--- START OF Materials provided ---

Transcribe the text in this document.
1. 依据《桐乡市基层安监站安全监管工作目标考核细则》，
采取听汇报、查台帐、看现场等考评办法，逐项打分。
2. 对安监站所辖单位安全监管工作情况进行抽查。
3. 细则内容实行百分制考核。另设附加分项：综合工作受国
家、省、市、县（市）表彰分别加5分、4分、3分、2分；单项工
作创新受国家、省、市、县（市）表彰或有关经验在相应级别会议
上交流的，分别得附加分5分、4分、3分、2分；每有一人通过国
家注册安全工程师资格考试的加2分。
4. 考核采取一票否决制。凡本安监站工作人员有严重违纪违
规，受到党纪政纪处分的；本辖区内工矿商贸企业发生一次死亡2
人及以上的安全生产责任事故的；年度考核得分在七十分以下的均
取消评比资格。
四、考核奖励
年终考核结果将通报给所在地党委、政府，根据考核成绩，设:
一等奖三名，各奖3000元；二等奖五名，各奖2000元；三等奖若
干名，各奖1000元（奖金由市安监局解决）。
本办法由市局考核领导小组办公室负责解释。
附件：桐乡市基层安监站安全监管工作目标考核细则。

--- END OF Materials provided ---

[Work instructions]
Please return the data above exactly as given.

[Expected output]
Transcribe the text in this document.
1. 依据《桐乡市基层安监站安全监管工作目标考核细则》，
采取听汇报、查台帐、看现场等考评办法，逐项打分。
2. 对安监站所辖单位安全监管工作情况进行抽查。
3. 细则内容实行百分制考核。另设附加分项：综合工作受国
家、省、市、县（市）表彰分别加5分、4分、3分、2分；单项工
作创新受国家、省、市、县（市）表彰或有关经验在相应级别会议
上交流的，分别得附加分5分、4分、3分、2分；每有一人通过国
家注册安全工程师资格考试的加2分。
4. 考核采取一票否决制。凡本安监站工作人员有严重违纪违
规，受到党纪政纪处分的；本辖区内工矿商贸企业发生一次死亡2
人及以上的安全生产责任事故的；年度考核得分在七十分以下的均
取消评比资格。
四、考核奖励
年终考核结果将通报给所在地党委、政府，根据考核成绩，设:
一等奖三名，各奖3000元；二等奖五名，各奖2000元；三等奖若
干名，各奖1000元（奖金由市安监局解决）。
本办法由市局考核领导小组办公室负责解释。
附件：桐乡市基层安监站安全监管工作目标考核细则。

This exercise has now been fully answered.